Copy the listing word for word, from its first line through the line containing "y-tick-label: -400 xyxy=(74,394,97,405)".

Supplied entries

※ ※ ※

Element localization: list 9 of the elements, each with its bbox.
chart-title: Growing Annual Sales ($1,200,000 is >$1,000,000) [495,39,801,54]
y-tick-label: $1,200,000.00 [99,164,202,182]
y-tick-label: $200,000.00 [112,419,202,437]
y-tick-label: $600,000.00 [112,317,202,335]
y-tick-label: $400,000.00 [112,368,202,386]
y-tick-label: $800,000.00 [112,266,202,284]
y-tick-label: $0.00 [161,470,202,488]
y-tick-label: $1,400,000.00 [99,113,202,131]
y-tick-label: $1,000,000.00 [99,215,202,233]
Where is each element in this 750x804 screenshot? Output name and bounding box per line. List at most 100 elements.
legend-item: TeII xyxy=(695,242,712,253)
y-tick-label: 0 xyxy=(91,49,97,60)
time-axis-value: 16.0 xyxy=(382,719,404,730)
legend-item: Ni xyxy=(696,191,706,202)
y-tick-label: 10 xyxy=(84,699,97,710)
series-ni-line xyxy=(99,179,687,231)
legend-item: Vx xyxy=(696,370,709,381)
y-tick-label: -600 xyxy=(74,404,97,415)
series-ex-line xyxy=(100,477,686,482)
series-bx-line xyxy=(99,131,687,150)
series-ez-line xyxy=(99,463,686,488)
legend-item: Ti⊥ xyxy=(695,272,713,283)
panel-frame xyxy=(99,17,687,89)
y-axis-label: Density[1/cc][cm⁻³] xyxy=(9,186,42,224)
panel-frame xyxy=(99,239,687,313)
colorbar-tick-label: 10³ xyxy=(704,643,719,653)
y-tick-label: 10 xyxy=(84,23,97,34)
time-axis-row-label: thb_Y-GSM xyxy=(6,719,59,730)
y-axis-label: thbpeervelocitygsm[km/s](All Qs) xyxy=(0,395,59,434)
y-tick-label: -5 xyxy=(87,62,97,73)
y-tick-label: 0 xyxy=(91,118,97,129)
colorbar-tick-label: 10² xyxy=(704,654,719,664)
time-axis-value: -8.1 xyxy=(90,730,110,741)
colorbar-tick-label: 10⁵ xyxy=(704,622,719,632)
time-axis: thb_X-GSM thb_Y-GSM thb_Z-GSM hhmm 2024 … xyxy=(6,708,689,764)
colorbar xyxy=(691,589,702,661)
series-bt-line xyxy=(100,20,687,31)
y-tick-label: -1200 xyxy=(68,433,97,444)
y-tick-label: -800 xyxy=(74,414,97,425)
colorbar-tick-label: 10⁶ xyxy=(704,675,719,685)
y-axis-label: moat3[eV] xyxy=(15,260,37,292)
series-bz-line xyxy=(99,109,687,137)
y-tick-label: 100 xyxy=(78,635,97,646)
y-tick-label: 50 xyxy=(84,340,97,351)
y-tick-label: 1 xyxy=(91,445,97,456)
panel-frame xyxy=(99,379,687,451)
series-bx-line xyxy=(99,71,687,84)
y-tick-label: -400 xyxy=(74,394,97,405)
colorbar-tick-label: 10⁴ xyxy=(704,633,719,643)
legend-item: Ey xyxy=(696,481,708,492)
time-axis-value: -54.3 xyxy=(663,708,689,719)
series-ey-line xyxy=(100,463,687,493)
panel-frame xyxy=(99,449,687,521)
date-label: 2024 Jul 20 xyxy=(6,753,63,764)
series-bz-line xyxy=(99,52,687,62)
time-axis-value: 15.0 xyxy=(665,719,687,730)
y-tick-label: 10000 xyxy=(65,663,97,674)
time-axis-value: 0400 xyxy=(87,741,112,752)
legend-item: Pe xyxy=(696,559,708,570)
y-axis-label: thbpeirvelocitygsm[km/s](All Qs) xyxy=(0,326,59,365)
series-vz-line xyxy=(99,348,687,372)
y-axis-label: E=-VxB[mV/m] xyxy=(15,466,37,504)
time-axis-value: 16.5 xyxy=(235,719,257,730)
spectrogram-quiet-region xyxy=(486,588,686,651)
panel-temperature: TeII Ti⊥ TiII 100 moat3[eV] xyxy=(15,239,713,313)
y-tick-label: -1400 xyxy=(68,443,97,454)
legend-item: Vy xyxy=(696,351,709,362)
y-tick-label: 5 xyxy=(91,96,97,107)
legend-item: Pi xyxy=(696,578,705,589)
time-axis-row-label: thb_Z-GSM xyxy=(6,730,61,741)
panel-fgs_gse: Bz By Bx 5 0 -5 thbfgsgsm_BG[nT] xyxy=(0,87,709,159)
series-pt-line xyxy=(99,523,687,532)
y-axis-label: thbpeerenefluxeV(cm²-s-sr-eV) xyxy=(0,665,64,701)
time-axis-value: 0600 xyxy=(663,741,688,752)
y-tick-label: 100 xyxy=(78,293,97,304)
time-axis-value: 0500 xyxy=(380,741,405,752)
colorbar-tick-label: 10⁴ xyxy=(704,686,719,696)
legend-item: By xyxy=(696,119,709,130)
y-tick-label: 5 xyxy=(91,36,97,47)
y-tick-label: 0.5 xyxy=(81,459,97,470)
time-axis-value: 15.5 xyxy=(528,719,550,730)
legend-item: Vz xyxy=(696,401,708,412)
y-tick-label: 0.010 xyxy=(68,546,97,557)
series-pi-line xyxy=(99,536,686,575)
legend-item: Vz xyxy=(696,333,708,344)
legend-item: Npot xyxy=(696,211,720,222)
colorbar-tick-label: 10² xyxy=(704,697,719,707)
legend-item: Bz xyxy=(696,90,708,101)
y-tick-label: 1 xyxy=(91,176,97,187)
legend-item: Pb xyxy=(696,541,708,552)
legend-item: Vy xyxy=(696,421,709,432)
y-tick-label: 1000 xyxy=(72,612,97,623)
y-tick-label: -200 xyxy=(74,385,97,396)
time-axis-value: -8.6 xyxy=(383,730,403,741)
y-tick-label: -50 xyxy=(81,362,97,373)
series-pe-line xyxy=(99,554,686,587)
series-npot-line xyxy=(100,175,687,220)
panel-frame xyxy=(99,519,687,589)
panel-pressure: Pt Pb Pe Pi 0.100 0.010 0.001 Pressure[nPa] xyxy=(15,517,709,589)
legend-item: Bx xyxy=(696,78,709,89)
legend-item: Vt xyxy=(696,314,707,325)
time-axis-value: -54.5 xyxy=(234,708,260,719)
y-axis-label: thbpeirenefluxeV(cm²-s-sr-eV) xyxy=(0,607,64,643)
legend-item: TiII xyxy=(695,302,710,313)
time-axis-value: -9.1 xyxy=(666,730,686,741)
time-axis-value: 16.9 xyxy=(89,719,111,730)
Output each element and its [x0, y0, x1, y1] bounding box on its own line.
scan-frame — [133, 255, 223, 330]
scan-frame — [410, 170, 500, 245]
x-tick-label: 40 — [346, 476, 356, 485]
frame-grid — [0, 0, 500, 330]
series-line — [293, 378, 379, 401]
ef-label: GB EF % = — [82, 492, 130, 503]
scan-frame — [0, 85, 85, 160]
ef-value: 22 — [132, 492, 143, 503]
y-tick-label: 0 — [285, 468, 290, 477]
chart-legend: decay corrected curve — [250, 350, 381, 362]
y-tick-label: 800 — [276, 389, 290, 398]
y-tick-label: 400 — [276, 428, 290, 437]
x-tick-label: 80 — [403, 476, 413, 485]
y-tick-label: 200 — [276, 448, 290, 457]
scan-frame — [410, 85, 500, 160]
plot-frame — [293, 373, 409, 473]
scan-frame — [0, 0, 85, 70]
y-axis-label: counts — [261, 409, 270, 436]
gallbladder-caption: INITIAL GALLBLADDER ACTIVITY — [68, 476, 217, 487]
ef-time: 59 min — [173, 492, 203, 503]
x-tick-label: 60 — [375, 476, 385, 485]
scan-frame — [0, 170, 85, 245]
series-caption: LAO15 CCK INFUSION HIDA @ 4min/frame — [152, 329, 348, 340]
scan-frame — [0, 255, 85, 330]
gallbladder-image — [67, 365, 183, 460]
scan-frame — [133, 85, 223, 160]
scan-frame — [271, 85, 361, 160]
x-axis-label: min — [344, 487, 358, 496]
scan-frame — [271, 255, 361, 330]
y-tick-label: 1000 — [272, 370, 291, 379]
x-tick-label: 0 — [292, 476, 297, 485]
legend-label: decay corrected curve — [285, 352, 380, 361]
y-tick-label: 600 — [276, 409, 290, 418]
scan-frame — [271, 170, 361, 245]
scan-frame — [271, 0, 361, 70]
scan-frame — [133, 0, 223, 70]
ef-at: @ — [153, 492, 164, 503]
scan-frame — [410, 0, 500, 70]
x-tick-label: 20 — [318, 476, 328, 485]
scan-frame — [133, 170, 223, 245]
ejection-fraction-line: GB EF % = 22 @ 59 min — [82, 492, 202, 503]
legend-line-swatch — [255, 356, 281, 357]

※ ※ ※

Exercise output
Element localization: list 9 of the elements, each with its bbox.
chart-title: Growing Annual Sales ($1,200,000 is >$1,000,000) [495,39,801,54]
y-tick-label: $1,200,000.00 [99,164,202,182]
y-tick-label: $200,000.00 [112,419,202,437]
y-tick-label: $600,000.00 [112,317,202,335]
y-tick-label: $400,000.00 [112,368,202,386]
y-tick-label: $800,000.00 [112,266,202,284]
y-tick-label: $0.00 [161,470,202,488]
y-tick-label: $1,400,000.00 [99,113,202,131]
y-tick-label: $1,000,000.00 [99,215,202,233]
Where is each element in this 750x804 screenshot? Output name and bounding box per line. List at most 100 elements.
legend-item: TeII xyxy=(695,242,712,253)
y-tick-label: 0 xyxy=(91,49,97,60)
time-axis-value: 16.0 xyxy=(382,719,404,730)
legend-item: Ni xyxy=(696,191,706,202)
y-tick-label: 10 xyxy=(84,699,97,710)
series-ni-line xyxy=(99,179,687,231)
legend-item: Vx xyxy=(696,370,709,381)
y-tick-label: -600 xyxy=(74,404,97,415)
series-ex-line xyxy=(100,477,686,482)
series-bx-line xyxy=(99,131,687,150)
series-ez-line xyxy=(99,463,686,488)
legend-item: Ti⊥ xyxy=(695,272,713,283)
panel-frame xyxy=(99,17,687,89)
y-axis-label: Density[1/cc][cm⁻³] xyxy=(9,186,42,224)
panel-frame xyxy=(99,239,687,313)
colorbar-tick-label: 10³ xyxy=(704,643,719,653)
y-tick-label: 10 xyxy=(84,23,97,34)
time-axis-row-label: thb_Y-GSM xyxy=(6,719,59,730)
y-axis-label: thbpeervelocitygsm[km/s](All Qs) xyxy=(0,395,59,434)
y-tick-label: -5 xyxy=(87,62,97,73)
y-tick-label: 0 xyxy=(91,118,97,129)
colorbar-tick-label: 10² xyxy=(704,654,719,664)
time-axis-value: -8.1 xyxy=(90,730,110,741)
colorbar-tick-label: 10⁵ xyxy=(704,622,719,632)
time-axis: thb_X-GSM thb_Y-GSM thb_Z-GSM hhmm 2024 … xyxy=(6,708,689,764)
colorbar xyxy=(691,589,702,661)
series-bt-line xyxy=(100,20,687,31)
y-tick-label: -1200 xyxy=(68,433,97,444)
y-tick-label: -800 xyxy=(74,414,97,425)
colorbar-tick-label: 10⁶ xyxy=(704,675,719,685)
y-axis-label: moat3[eV] xyxy=(15,260,37,292)
series-bz-line xyxy=(99,109,687,137)
y-tick-label: 100 xyxy=(78,635,97,646)
y-tick-label: 50 xyxy=(84,340,97,351)
y-tick-label: 1 xyxy=(91,445,97,456)
panel-frame xyxy=(99,379,687,451)
series-bx-line xyxy=(99,71,687,84)
y-tick-label: -400 xyxy=(74,394,97,405)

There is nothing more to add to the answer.